OBJECTIVE
Search the listing below for the string "województwa" and show each line that contains it.

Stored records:
# # # # #

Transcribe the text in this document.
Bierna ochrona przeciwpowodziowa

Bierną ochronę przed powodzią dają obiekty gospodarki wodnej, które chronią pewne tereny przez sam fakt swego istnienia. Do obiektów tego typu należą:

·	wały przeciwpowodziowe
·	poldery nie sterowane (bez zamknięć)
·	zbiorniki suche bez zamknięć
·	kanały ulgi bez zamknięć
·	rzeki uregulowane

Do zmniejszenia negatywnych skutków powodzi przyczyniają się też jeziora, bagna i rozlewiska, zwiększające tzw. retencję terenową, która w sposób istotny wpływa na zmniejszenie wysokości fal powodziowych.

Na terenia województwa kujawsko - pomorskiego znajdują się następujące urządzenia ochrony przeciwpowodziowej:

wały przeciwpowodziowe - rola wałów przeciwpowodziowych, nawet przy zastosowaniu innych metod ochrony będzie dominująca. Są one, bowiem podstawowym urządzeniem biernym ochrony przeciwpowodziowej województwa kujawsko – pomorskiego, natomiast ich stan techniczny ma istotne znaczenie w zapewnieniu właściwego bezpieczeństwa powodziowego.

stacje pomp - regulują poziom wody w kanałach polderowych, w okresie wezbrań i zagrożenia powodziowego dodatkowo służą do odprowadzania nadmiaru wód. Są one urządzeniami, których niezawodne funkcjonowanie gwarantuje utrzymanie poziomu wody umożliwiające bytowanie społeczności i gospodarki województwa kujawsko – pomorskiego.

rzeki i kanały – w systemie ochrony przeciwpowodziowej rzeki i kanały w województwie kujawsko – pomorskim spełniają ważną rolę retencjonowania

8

# # # # #

ANSWER TO THIS EXERCISE
Na terenia województwa kujawsko - pomorskiego znajdują się następujące urządzenia ochrony przeciwpowodziowej:
wały przeciwpowodziowe - rola wałów przeciwpowodziowych, nawet przy zastosowaniu innych metod ochrony będzie dominująca. Są one, bowiem podstawowym urządzeniem biernym ochrony przeciwpowodziowej województwa kujawsko – pomorskiego, natomiast ich stan techniczny ma istotne znaczenie w zapewnieniu właściwego bezpieczeństwa powodziowego.
stacje pomp - regulują poziom wody w kanałach polderowych, w okresie wezbrań i zagrożenia powodziowego dodatkowo służą do odprowadzania nadmiaru wód. Są one urządzeniami, których niezawodne funkcjonowanie gwarantuje utrzymanie poziomu wody umożliwiające bytowanie społeczności i gospodarki województwa kujawsko – pomorskiego.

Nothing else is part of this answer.